▸ GOAL
Please express every line of the data below as a JSON list of strings, with one string per line and blank lines omitted.

Data taken from a collection:
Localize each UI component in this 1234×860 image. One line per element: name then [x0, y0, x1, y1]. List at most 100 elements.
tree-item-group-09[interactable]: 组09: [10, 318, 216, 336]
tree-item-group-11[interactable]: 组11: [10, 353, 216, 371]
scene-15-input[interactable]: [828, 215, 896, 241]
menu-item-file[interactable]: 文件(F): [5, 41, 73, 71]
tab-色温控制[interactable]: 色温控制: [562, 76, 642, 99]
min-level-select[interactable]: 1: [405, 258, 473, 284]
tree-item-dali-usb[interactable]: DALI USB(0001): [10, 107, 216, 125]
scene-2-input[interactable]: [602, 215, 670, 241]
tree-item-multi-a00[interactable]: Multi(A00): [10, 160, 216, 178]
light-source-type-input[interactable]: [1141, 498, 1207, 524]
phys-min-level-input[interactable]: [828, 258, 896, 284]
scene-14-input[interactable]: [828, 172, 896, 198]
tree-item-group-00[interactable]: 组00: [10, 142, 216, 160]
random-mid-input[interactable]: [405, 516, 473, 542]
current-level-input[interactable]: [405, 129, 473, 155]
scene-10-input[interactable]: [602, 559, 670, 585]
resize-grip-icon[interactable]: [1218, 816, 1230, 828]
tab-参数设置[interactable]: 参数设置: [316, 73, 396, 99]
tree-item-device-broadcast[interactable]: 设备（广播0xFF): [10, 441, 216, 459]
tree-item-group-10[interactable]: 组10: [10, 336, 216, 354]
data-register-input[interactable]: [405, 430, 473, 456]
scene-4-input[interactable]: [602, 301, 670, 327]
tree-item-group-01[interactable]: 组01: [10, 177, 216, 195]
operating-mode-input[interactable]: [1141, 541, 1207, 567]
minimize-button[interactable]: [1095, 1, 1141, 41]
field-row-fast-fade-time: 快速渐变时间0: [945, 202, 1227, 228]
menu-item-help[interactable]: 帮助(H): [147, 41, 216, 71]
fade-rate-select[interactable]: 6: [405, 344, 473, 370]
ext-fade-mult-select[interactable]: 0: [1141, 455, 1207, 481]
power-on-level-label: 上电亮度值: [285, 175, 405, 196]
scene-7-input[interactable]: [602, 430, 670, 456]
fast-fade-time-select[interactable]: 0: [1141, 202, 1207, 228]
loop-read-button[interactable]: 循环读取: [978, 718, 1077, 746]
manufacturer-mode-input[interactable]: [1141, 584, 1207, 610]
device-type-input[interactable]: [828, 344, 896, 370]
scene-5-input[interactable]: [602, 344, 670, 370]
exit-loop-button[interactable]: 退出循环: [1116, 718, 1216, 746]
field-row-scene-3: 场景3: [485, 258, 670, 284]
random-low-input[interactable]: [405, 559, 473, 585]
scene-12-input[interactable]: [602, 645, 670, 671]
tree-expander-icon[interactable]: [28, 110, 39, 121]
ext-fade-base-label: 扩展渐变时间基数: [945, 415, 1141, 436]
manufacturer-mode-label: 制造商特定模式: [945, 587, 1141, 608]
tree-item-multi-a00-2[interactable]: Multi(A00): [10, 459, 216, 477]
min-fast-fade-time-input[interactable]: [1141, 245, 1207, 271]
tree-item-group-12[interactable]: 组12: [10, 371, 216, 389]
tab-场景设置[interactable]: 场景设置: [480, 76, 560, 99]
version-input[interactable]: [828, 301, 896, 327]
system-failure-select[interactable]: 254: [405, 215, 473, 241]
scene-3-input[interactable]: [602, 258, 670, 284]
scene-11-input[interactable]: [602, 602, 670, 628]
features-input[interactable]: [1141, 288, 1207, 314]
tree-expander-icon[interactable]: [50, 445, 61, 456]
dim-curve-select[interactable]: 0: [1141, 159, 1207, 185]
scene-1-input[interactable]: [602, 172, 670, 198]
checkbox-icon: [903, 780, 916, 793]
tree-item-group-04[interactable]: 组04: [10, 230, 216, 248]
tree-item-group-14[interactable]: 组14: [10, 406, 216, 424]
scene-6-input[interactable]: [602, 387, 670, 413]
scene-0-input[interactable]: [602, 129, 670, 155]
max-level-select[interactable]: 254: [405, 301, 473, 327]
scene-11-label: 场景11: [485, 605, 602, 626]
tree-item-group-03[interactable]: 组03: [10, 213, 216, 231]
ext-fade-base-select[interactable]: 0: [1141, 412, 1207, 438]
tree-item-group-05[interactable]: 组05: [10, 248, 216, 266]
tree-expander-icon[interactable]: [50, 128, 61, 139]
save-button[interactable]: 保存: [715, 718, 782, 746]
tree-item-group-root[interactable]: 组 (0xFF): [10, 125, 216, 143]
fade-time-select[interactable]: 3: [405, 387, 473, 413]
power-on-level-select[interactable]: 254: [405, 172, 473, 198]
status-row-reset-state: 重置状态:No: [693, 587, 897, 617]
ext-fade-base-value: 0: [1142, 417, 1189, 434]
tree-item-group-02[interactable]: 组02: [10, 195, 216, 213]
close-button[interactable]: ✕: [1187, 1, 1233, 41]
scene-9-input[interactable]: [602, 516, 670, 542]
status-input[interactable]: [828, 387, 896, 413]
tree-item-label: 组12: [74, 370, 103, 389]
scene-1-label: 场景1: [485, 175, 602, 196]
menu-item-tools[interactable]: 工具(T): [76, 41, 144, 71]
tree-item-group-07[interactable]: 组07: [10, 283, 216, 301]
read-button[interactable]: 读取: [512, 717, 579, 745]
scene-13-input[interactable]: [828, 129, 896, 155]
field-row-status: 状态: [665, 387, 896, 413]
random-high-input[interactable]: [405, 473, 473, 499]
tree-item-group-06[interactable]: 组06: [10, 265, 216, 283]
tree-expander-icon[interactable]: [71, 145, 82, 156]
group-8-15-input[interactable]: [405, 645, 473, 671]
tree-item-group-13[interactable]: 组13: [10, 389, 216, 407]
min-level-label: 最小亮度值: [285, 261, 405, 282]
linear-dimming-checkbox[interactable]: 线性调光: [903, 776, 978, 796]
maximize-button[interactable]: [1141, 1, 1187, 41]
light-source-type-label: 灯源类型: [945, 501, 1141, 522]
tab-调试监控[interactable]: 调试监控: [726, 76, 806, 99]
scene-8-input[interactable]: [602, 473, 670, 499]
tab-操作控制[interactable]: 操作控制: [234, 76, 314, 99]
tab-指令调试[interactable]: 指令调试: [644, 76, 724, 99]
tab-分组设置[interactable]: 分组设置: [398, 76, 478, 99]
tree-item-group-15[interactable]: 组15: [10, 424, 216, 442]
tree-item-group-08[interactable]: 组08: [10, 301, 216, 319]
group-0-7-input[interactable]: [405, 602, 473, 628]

▸ OUTPUT BELOW
[
  "Localize each UI component in this 1234×860 image. One line per element: name then [x0, y0, x1, y1]. List at most 100 elements.",
  "tree-item-group-09[interactable]: 组09: [10, 318, 216, 336]",
  "tree-item-group-11[interactable]: 组11: [10, 353, 216, 371]",
  "scene-15-input[interactable]: [828, 215, 896, 241]",
  "menu-item-file[interactable]: 文件(F): [5, 41, 73, 71]",
  "tab-色温控制[interactable]: 色温控制: [562, 76, 642, 99]",
  "min-level-select[interactable]: 1: [405, 258, 473, 284]",
  "tree-item-dali-usb[interactable]: DALI USB(0001): [10, 107, 216, 125]",
  "scene-2-input[interactable]: [602, 215, 670, 241]",
  "tree-item-multi-a00[interactable]: Multi(A00): [10, 160, 216, 178]",
  "light-source-type-input[interactable]: [1141, 498, 1207, 524]",
  "phys-min-level-input[interactable]: [828, 258, 896, 284]",
  "scene-14-input[interactable]: [828, 172, 896, 198]",
  "tree-item-group-00[interactable]: 组00: [10, 142, 216, 160]",
  "random-mid-input[interactable]: [405, 516, 473, 542]",
  "current-level-input[interactable]: [405, 129, 473, 155]",
  "scene-10-input[interactable]: [602, 559, 670, 585]",
  "resize-grip-icon[interactable]: [1218, 816, 1230, 828]",
  "tab-参数设置[interactable]: 参数设置: [316, 73, 396, 99]",
  "tree-item-device-broadcast[interactable]: 设备（广播0xFF): [10, 441, 216, 459]",
  "tree-item-group-10[interactable]: 组10: [10, 336, 216, 354]",
  "data-register-input[interactable]: [405, 430, 473, 456]",
  "scene-4-input[interactable]: [602, 301, 670, 327]",
  "tree-item-group-01[interactable]: 组01: [10, 177, 216, 195]",
  "operating-mode-input[interactable]: [1141, 541, 1207, 567]",
  "minimize-button[interactable]: [1095, 1, 1141, 41]",
  "field-row-fast-fade-time: 快速渐变时间0: [945, 202, 1227, 228]",
  "menu-item-help[interactable]: 帮助(H): [147, 41, 216, 71]",
  "fade-rate-select[interactable]: 6: [405, 344, 473, 370]",
  "ext-fade-mult-select[interactable]: 0: [1141, 455, 1207, 481]",
  "power-on-level-label: 上电亮度值: [285, 175, 405, 196]",
  "scene-7-input[interactable]: [602, 430, 670, 456]",
  "fast-fade-time-select[interactable]: 0: [1141, 202, 1207, 228]",
  "loop-read-button[interactable]: 循环读取: [978, 718, 1077, 746]",
  "manufacturer-mode-input[interactable]: [1141, 584, 1207, 610]",
  "device-type-input[interactable]: [828, 344, 896, 370]",
  "scene-5-input[interactable]: [602, 344, 670, 370]",
  "exit-loop-button[interactable]: 退出循环: [1116, 718, 1216, 746]",
  "field-row-scene-3: 场景3: [485, 258, 670, 284]",
  "random-low-input[interactable]: [405, 559, 473, 585]",
  "scene-12-input[interactable]: [602, 645, 670, 671]",
  "tree-expander-icon[interactable]: [28, 110, 39, 121]",
  "ext-fade-base-label: 扩展渐变时间基数: [945, 415, 1141, 436]",
  "manufacturer-mode-label: 制造商特定模式: [945, 587, 1141, 608]",
  "tree-item-multi-a00-2[interactable]: Multi(A00): [10, 459, 216, 477]",
  "min-fast-fade-time-input[interactable]: [1141, 245, 1207, 271]",
  "tree-item-group-12[interactable]: 组12: [10, 371, 216, 389]",
  "tab-场景设置[interactable]: 场景设置: [480, 76, 560, 99]",
  "version-input[interactable]: [828, 301, 896, 327]",
  "system-failure-select[interactable]: 254: [405, 215, 473, 241]",
  "scene-3-input[interactable]: [602, 258, 670, 284]",
  "scene-11-input[interactable]: [602, 602, 670, 628]",
  "features-input[interactable]: [1141, 288, 1207, 314]",
  "tree-expander-icon[interactable]: [50, 445, 61, 456]",
  "dim-curve-select[interactable]: 0: [1141, 159, 1207, 185]",
  "scene-1-input[interactable]: [602, 172, 670, 198]",
  "checkbox-icon: [903, 780, 916, 793]",
  "tree-item-group-04[interactable]: 组04: [10, 230, 216, 248]",
  "tree-item-group-14[interactable]: 组14: [10, 406, 216, 424]",
  "scene-6-input[interactable]: [602, 387, 670, 413]",
  "scene-0-input[interactable]: [602, 129, 670, 155]",
  "max-level-select[interactable]: 254: [405, 301, 473, 327]",
  "scene-11-label: 场景11: [485, 605, 602, 626]",
  "tree-item-group-03[interactable]: 组03: [10, 213, 216, 231]",
  "ext-fade-base-select[interactable]: 0: [1141, 412, 1207, 438]",
  "tree-item-group-05[interactable]: 组05: [10, 248, 216, 266]",
  "tree-expander-icon[interactable]: [50, 128, 61, 139]",
  "save-button[interactable]: 保存: [715, 718, 782, 746]",
  "tree-item-group-root[interactable]: 组 (0xFF): [10, 125, 216, 143]",
  "fade-time-select[interactable]: 3: [405, 387, 473, 413]",
  "power-on-level-select[interactable]: 254: [405, 172, 473, 198]",
  "status-row-reset-state: 重置状态:No: [693, 587, 897, 617]",
  "ext-fade-base-value: 0: [1142, 417, 1189, 434]",
  "tree-item-group-02[interactable]: 组02: [10, 195, 216, 213]",
  "close-button[interactable]: ✕: [1187, 1, 1233, 41]",
  "scene-9-input[interactable]: [602, 516, 670, 542]",
  "status-input[interactable]: [828, 387, 896, 413]",
  "tree-item-label: 组12: [74, 370, 103, 389]",
  "scene-1-label: 场景1: [485, 175, 602, 196]",
  "menu-item-tools[interactable]: 工具(T): [76, 41, 144, 71]",
  "tree-item-group-07[interactable]: 组07: [10, 283, 216, 301]",
  "read-button[interactable]: 读取: [512, 717, 579, 745]",
  "scene-13-input[interactable]: [828, 129, 896, 155]",
  "field-row-status: 状态: [665, 387, 896, 413]",
  "random-high-input[interactable]: [405, 473, 473, 499]",
  "tree-item-group-06[interactable]: 组06: [10, 265, 216, 283]",
  "tree-expander-icon[interactable]: [71, 145, 82, 156]",
  "group-8-15-input[interactable]: [405, 645, 473, 671]",
  "tree-item-group-13[interactable]: 组13: [10, 389, 216, 407]",
  "min-level-label: 最小亮度值: [285, 261, 405, 282]",
  "linear-dimming-checkbox[interactable]: 线性调光: [903, 776, 978, 796]",
  "maximize-button[interactable]: [1141, 1, 1187, 41]",
  "light-source-type-label: 灯源类型: [945, 501, 1141, 522]",
  "tab-调试监控[interactable]: 调试监控: [726, 76, 806, 99]",
  "scene-8-input[interactable]: [602, 473, 670, 499]",
  "tab-操作控制[interactable]: 操作控制: [234, 76, 314, 99]",
  "tab-指令调试[interactable]: 指令调试: [644, 76, 724, 99]",
  "tab-分组设置[interactable]: 分组设置: [398, 76, 478, 99]",
  "tree-item-group-15[interactable]: 组15: [10, 424, 216, 442]",
  "tree-item-group-08[interactable]: 组08: [10, 301, 216, 319]",
  "group-0-7-input[interactable]: [405, 602, 473, 628]"
]